**Short exercise:**
Return all lines in the material below that contain "Programmed".

**Saved data entries:**
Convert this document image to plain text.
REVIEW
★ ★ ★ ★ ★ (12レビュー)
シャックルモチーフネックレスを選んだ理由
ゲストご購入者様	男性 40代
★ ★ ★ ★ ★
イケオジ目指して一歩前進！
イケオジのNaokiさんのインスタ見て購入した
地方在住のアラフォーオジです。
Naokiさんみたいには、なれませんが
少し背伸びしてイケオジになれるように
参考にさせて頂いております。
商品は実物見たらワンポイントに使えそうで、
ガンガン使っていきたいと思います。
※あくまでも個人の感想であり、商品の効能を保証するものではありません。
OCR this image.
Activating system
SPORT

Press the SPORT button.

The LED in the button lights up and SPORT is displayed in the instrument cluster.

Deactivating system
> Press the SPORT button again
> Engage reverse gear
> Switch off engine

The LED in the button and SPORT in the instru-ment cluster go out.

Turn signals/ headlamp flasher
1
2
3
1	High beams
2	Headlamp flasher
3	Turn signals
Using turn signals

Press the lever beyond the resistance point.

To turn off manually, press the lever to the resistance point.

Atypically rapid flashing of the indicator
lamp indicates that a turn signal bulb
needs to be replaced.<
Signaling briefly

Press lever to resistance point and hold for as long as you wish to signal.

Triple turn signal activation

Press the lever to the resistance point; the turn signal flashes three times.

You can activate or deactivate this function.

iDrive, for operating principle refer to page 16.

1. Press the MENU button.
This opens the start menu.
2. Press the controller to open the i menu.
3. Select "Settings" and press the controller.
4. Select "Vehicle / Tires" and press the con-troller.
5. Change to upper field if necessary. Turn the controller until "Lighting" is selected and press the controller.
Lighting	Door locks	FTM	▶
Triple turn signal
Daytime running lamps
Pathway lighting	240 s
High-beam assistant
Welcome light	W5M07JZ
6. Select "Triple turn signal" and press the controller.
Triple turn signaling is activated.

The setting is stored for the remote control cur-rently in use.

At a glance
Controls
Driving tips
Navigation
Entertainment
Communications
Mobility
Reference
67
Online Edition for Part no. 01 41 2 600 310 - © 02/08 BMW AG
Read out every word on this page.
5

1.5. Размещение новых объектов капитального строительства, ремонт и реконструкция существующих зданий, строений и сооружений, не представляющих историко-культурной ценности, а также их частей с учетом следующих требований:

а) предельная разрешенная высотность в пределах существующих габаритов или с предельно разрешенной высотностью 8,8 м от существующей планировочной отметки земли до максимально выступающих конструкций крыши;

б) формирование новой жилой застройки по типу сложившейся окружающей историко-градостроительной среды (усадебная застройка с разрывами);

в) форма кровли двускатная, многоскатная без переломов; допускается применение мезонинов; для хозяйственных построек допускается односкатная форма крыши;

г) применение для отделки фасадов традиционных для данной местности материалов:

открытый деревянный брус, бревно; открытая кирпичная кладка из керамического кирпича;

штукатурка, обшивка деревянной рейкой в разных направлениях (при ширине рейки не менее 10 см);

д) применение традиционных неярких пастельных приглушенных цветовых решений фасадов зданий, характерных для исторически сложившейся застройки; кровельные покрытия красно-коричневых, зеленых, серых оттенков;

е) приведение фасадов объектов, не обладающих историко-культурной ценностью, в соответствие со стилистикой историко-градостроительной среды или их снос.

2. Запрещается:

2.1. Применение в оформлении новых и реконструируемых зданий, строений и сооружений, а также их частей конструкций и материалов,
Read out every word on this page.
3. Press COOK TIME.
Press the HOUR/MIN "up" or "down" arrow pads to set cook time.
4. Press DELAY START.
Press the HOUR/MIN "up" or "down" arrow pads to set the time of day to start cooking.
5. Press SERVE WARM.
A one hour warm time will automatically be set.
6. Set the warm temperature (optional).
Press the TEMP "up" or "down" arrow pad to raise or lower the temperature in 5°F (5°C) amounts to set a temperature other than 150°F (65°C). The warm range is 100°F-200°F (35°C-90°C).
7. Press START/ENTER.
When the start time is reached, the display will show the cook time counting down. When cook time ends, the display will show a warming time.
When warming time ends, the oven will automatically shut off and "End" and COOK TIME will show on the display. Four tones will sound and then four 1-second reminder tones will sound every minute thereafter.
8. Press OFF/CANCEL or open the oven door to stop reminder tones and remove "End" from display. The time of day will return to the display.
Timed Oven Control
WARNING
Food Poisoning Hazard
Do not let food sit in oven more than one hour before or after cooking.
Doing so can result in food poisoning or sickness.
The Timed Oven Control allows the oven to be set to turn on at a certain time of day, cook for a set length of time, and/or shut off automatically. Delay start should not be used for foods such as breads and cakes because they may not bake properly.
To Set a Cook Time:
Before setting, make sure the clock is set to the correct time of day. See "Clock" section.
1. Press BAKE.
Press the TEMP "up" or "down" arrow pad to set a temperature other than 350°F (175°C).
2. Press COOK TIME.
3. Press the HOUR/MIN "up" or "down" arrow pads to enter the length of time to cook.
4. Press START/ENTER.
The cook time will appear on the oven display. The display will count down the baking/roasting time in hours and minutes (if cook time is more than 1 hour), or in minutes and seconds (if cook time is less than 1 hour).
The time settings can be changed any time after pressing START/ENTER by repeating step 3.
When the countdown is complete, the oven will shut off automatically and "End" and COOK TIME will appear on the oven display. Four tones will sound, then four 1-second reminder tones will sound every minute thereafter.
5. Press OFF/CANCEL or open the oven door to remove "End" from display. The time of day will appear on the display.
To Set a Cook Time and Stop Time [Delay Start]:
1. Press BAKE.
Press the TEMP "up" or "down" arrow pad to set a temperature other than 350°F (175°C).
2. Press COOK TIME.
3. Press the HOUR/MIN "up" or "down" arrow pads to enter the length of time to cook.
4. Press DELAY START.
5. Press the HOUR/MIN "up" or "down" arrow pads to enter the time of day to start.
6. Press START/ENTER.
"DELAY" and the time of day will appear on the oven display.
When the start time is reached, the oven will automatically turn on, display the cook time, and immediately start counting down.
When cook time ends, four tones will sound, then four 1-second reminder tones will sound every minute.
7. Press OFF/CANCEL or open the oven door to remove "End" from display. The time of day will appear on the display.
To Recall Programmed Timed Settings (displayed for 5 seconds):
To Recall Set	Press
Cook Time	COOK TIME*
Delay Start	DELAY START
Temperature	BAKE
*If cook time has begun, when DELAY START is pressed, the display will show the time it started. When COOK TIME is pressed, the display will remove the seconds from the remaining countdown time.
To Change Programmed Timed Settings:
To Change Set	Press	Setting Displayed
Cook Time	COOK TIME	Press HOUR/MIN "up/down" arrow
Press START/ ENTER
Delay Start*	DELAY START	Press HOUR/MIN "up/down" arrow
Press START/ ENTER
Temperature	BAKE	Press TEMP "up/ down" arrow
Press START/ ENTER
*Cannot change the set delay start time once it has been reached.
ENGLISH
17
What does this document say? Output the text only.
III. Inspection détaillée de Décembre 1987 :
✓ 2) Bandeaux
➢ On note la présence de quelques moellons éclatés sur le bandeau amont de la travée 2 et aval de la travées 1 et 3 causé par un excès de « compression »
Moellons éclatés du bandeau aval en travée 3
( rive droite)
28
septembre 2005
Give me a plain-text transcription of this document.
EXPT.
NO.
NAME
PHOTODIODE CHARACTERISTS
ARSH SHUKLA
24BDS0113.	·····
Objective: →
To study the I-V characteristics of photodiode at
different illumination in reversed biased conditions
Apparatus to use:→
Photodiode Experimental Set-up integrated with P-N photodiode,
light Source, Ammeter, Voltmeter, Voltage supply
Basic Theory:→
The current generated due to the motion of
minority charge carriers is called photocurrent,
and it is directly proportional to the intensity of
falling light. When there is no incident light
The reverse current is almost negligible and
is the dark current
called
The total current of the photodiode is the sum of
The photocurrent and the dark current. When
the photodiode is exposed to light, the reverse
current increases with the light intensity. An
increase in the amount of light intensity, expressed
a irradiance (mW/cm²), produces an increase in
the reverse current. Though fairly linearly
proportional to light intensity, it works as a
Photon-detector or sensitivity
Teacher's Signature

**Completed exercise:**
To Recall Programmed Timed Settings (displayed for 5 seconds):
To Change Programmed Timed Settings:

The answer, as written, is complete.